-- DOCUMENT EXTRACT start --

Ipolito Fenukitau (born 22 July 1972) is a Tongan rugby union footballer. He has played over 10 times for the Tonga national rugby union team, including representing them at the 1995 Rugby World Cup in South Africa and 2003 Rugby World Cup in Australia. His usual position is at flanker.

Fenukitau made his debut for Tonga on 5 June 1993 in a match against a non-cap Scottish XV, in which he featured in the starting lineup. He played in three other matches that year; against Fiji, Australia and again against Fiji. In 1995 he played in two Tests against Japan, and was then included in the 1995 Rugby World Cup squad for South Africa, playing in two games against France and Scotland.

In 1998 he played for the Australian sevens team at the Commonwealth Games.

In 2002 he played two Tests for Tonga; against Fiji and Samoa, and the following year he was included in the 2003 Rugby World Cup squad for Australia, playing in all four pool games for Tonga.

-- DOCUMENT EXTRACT end --

STATED GOAL A - According to the Ipolito Fenukitau profile, what is his usual playing position?
STATED GOAL B - From the Ipolito Fenukitau profile, give again the part that opens with the words containing "Ipolito Fenukitau (born" and closes with "is at flanker.", switching "flanker" to "lock".
STATED GOAL C - Using the Ipolito Fenukitau profile, explain why he played matches in Australia for Tonga in 2003.

-- EXCERPTED DATA start --

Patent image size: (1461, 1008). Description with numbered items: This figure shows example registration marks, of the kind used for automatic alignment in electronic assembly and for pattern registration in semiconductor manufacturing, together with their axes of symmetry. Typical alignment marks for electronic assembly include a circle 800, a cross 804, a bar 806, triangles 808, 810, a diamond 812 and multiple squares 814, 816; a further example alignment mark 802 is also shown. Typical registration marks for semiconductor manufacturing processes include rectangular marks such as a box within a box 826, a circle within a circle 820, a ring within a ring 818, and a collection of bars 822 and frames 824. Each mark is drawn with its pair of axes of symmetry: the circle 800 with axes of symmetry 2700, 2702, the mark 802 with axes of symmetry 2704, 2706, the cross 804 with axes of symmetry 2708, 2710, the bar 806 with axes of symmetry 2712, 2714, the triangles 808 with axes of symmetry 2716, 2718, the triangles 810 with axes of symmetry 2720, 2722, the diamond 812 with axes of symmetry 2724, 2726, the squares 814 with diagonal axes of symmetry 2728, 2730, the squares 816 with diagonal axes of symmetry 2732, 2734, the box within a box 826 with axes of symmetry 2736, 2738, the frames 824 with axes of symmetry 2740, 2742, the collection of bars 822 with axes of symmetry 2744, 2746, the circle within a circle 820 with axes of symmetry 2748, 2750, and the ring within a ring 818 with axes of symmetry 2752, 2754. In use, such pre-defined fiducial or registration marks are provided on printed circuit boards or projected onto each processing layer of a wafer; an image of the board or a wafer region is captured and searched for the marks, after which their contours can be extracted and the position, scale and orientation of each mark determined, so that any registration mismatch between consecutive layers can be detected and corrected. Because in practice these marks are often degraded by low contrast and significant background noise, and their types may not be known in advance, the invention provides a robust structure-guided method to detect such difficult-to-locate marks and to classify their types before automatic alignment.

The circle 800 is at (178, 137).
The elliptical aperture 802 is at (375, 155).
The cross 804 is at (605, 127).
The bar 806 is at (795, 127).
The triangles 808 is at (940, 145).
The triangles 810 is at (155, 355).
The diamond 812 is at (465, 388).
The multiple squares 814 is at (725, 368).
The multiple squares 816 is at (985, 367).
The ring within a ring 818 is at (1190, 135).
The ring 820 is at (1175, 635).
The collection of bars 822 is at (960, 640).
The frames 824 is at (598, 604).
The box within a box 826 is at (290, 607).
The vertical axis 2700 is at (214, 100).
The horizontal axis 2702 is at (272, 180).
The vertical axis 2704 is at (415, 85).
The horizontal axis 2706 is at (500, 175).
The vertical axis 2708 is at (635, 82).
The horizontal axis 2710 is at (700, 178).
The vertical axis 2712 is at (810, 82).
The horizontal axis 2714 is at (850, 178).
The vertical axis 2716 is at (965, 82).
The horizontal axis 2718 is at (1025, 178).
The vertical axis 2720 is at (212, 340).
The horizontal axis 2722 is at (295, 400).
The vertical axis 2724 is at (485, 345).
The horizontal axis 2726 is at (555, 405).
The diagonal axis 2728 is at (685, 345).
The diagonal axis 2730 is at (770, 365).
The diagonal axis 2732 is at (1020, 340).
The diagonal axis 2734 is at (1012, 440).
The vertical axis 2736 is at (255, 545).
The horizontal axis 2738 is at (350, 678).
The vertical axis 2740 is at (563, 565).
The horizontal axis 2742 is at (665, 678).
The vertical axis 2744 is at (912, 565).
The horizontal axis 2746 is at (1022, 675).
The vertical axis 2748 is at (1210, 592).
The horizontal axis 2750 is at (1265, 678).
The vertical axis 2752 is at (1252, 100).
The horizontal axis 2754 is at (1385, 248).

-- EXCERPTED DATA end --

REPLY A - Flanker.

REPLY B -
Ipolito Fenukitau (born 22 July 1972) is a Tongan rugby union footballer. He has played over 10 times for the Tonga national rugby union team, including representing them at the 1995 Rugby World Cup in South Africa and 2003 Rugby World Cup in Australia. His usual position is at lock.

REPLY C - He was included in Tonga's squad for the 2003 Rugby World Cup, which was held in Australia. He played in all four of Tonga's pool games.